**SUPPLIED MATERIAL:**
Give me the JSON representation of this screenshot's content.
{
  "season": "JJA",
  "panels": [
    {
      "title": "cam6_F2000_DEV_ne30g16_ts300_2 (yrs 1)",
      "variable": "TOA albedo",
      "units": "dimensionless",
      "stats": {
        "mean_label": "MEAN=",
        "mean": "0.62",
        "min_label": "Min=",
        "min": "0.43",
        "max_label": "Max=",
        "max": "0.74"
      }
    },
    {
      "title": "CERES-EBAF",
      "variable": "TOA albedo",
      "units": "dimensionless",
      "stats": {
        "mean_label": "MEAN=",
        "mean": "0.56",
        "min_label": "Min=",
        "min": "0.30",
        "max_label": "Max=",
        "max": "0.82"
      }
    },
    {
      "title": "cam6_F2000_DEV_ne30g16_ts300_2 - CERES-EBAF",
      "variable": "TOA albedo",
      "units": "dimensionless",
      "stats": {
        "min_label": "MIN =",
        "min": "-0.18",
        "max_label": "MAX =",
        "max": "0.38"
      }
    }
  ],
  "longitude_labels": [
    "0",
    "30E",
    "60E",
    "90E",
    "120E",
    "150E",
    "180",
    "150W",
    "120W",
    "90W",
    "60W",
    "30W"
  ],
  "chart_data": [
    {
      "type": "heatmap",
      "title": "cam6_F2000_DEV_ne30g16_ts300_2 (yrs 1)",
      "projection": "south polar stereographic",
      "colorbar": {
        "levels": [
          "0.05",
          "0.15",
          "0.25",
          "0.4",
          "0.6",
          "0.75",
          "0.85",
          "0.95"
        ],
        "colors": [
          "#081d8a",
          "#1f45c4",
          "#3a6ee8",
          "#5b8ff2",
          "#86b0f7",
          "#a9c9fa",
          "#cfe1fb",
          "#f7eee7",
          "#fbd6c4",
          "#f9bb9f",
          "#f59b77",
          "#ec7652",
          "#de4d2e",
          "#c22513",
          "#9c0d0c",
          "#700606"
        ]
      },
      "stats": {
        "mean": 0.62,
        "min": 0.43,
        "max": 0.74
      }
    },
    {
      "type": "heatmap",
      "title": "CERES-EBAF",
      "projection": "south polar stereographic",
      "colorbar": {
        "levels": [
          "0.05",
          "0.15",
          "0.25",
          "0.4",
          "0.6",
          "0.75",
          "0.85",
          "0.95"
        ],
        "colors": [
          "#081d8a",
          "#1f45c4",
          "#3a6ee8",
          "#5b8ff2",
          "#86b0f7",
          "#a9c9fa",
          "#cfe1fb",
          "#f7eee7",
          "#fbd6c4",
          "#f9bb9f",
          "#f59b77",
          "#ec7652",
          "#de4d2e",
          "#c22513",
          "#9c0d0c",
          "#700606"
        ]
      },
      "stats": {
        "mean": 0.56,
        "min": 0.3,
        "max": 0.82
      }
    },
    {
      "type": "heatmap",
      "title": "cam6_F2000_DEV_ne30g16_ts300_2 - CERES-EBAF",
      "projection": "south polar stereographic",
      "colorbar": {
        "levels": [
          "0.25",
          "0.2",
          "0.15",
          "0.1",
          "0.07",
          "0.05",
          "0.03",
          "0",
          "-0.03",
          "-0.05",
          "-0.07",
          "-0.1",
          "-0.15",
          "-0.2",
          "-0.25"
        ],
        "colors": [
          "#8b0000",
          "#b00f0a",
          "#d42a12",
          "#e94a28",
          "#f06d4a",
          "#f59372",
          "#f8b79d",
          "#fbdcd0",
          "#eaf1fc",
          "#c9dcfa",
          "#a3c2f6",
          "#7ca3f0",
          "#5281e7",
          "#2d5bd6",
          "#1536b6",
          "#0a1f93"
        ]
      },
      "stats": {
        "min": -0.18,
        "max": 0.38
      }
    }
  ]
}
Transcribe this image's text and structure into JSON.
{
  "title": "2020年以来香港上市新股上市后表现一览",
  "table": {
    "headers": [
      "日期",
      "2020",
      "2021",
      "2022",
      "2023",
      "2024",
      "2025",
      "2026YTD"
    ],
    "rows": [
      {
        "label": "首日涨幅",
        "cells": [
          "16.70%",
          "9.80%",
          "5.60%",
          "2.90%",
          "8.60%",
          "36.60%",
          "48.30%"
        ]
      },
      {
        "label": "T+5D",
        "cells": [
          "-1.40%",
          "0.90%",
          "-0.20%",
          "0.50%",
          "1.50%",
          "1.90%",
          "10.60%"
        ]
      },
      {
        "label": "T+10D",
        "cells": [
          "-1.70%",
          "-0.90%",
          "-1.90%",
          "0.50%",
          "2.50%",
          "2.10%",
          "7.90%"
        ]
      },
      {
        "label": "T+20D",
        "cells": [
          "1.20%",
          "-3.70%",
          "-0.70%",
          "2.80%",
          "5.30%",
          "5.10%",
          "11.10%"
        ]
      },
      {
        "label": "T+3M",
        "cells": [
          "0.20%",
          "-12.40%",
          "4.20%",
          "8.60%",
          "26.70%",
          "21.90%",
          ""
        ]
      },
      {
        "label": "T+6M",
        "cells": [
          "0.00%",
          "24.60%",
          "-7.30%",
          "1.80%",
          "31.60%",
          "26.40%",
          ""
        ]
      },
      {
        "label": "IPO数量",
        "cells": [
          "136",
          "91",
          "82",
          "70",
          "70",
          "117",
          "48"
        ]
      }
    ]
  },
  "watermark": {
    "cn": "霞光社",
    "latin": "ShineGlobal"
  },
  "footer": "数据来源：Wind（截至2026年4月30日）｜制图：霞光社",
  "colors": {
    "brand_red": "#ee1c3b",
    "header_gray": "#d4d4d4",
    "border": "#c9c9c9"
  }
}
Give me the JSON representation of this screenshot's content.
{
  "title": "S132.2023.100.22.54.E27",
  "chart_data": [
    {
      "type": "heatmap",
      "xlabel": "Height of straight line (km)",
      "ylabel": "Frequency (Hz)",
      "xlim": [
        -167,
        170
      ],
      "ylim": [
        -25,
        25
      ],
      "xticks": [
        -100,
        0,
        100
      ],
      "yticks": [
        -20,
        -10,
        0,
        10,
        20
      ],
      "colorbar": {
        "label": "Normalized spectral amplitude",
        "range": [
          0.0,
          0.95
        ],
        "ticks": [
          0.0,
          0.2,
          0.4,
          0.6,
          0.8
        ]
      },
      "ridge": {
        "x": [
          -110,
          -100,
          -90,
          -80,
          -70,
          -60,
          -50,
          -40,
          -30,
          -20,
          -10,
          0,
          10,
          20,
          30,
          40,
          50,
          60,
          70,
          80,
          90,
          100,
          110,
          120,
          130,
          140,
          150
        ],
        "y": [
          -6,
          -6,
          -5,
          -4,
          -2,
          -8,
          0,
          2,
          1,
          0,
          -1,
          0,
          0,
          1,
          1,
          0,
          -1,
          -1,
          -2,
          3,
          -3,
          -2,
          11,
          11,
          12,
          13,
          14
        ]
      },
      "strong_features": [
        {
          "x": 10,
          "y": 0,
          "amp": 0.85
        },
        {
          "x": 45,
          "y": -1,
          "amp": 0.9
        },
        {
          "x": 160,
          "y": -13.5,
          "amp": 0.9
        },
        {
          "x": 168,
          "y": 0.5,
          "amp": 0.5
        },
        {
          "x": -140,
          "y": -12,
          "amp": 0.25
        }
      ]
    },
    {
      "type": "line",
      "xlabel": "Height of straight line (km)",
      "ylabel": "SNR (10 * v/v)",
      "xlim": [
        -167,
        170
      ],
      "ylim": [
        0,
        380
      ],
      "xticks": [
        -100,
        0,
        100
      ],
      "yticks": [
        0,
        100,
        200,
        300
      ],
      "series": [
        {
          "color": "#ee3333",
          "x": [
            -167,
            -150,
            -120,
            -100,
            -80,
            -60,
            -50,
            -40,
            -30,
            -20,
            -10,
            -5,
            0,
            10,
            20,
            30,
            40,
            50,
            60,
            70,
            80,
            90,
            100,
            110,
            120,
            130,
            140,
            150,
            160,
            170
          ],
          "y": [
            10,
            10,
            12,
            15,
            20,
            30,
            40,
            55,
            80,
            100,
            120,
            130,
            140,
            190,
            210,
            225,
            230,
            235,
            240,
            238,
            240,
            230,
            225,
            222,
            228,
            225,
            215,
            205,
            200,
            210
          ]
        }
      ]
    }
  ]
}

**DIRECTIONS:** Identify every line where the string "ylabel" appears.

**REPLY:**
      "ylabel": "Frequency (Hz)",
      "ylabel": "SNR (10 * v/v)",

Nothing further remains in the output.